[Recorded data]
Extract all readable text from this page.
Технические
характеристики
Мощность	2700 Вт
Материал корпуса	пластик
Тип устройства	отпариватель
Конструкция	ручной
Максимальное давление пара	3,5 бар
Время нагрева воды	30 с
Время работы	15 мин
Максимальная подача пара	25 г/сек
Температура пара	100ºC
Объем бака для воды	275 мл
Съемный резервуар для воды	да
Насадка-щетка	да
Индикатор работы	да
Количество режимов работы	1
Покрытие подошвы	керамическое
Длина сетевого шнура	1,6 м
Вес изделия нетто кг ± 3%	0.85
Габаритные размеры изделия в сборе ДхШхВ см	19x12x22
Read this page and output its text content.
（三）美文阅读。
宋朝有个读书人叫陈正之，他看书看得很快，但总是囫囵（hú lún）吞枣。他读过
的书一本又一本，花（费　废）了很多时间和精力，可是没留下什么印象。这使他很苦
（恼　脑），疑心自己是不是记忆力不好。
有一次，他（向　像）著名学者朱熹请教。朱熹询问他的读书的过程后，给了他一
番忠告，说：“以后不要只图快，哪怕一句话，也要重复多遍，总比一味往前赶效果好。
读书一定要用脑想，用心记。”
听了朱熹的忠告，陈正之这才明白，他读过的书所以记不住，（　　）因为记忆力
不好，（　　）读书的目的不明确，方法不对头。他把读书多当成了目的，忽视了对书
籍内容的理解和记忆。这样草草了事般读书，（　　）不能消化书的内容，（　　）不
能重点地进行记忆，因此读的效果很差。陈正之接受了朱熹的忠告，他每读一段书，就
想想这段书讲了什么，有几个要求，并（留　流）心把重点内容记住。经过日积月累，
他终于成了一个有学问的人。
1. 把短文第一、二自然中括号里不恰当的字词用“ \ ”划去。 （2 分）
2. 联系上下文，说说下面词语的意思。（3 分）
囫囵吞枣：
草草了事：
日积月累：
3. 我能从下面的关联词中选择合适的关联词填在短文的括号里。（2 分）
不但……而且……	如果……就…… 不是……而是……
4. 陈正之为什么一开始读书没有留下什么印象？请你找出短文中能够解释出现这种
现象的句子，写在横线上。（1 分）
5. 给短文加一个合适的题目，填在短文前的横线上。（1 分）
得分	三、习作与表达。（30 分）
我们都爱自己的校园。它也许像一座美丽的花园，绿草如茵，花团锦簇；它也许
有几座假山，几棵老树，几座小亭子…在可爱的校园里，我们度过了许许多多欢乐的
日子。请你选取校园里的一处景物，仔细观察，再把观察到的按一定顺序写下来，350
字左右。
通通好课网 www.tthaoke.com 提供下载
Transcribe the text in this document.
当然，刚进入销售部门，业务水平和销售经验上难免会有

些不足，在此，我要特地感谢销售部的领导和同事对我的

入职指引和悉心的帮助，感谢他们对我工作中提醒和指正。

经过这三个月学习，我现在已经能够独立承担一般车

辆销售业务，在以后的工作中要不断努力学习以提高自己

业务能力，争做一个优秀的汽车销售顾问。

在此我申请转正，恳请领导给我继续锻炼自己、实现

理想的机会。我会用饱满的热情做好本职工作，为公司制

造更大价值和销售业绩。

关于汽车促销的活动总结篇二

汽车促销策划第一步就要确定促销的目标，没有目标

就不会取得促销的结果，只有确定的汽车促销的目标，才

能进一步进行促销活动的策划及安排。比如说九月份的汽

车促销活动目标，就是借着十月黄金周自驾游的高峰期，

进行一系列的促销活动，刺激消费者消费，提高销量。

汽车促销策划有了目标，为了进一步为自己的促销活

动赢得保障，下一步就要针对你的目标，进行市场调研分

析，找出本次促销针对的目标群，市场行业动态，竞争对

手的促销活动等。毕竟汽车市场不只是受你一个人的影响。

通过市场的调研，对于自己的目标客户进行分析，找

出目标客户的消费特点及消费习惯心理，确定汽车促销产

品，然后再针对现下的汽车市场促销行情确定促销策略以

PROBLEM TO SOLVE
Restate the data above word for word.

FINAL RESULT
Extract all readable text from this page.
Технические
характеристики
Мощность	2700 Вт
Материал корпуса	пластик
Тип устройства	отпариватель
Конструкция	ручной
Максимальное давление пара	3,5 бар
Время нагрева воды	30 с
Время работы	15 мин
Максимальная подача пара	25 г/сек
Температура пара	100ºC
Объем бака для воды	275 мл
Съемный резервуар для воды	да
Насадка-щетка	да
Индикатор работы	да
Количество режимов работы	1
Покрытие подошвы	керамическое
Длина сетевого шнура	1,6 м
Вес изделия нетто кг ± 3%	0.85
Габаритные размеры изделия в сборе ДхШхВ см	19x12x22
Read this page and output its text content.
（三）美文阅读。
宋朝有个读书人叫陈正之，他看书看得很快，但总是囫囵（hú lún）吞枣。他读过
的书一本又一本，花（费　废）了很多时间和精力，可是没留下什么印象。这使他很苦
（恼　脑），疑心自己是不是记忆力不好。
有一次，他（向　像）著名学者朱熹请教。朱熹询问他的读书的过程后，给了他一
番忠告，说：“以后不要只图快，哪怕一句话，也要重复多遍，总比一味往前赶效果好。
读书一定要用脑想，用心记。”
听了朱熹的忠告，陈正之这才明白，他读过的书所以记不住，（　　）因为记忆力
不好，（　　）读书的目的不明确，方法不对头。他把读书多当成了目的，忽视了对书
籍内容的理解和记忆。这样草草了事般读书，（　　）不能消化书的内容，（　　）不
能重点地进行记忆，因此读的效果很差。陈正之接受了朱熹的忠告，他每读一段书，就
想想这段书讲了什么，有几个要求，并（留　流）心把重点内容记住。经过日积月累，
他终于成了一个有学问的人。
1. 把短文第一、二自然中括号里不恰当的字词用“ \ ”划去。 （2 分）
2. 联系上下文，说说下面词语的意思。（3 分）
囫囵吞枣：
草草了事：
日积月累：
3. 我能从下面的关联词中选择合适的关联词填在短文的括号里。（2 分）
不但……而且……	如果……就…… 不是……而是……
4. 陈正之为什么一开始读书没有留下什么印象？请你找出短文中能够解释出现这种
现象的句子，写在横线上。（1 分）
5. 给短文加一个合适的题目，填在短文前的横线上。（1 分）
得分	三、习作与表达。（30 分）
我们都爱自己的校园。它也许像一座美丽的花园，绿草如茵，花团锦簇；它也许
有几座假山，几棵老树，几座小亭子…在可爱的校园里，我们度过了许许多多欢乐的
日子。请你选取校园里的一处景物，仔细观察，再把观察到的按一定顺序写下来，350
字左右。
通通好课网 www.tthaoke.com 提供下载
Transcribe the text in this document.
当然，刚进入销售部门，业务水平和销售经验上难免会有

些不足，在此，我要特地感谢销售部的领导和同事对我的

入职指引和悉心的帮助，感谢他们对我工作中提醒和指正。

经过这三个月学习，我现在已经能够独立承担一般车

辆销售业务，在以后的工作中要不断努力学习以提高自己

业务能力，争做一个优秀的汽车销售顾问。

在此我申请转正，恳请领导给我继续锻炼自己、实现

理想的机会。我会用饱满的热情做好本职工作，为公司制

造更大价值和销售业绩。

关于汽车促销的活动总结篇二

汽车促销策划第一步就要确定促销的目标，没有目标

就不会取得促销的结果，只有确定的汽车促销的目标，才

能进一步进行促销活动的策划及安排。比如说九月份的汽

车促销活动目标，就是借着十月黄金周自驾游的高峰期，

进行一系列的促销活动，刺激消费者消费，提高销量。

汽车促销策划有了目标，为了进一步为自己的促销活

动赢得保障，下一步就要针对你的目标，进行市场调研分

析，找出本次促销针对的目标群，市场行业动态，竞争对

手的促销活动等。毕竟汽车市场不只是受你一个人的影响。

通过市场的调研，对于自己的目标客户进行分析，找

出目标客户的消费特点及消费习惯心理，确定汽车促销产

品，然后再针对现下的汽车市场促销行情确定促销策略以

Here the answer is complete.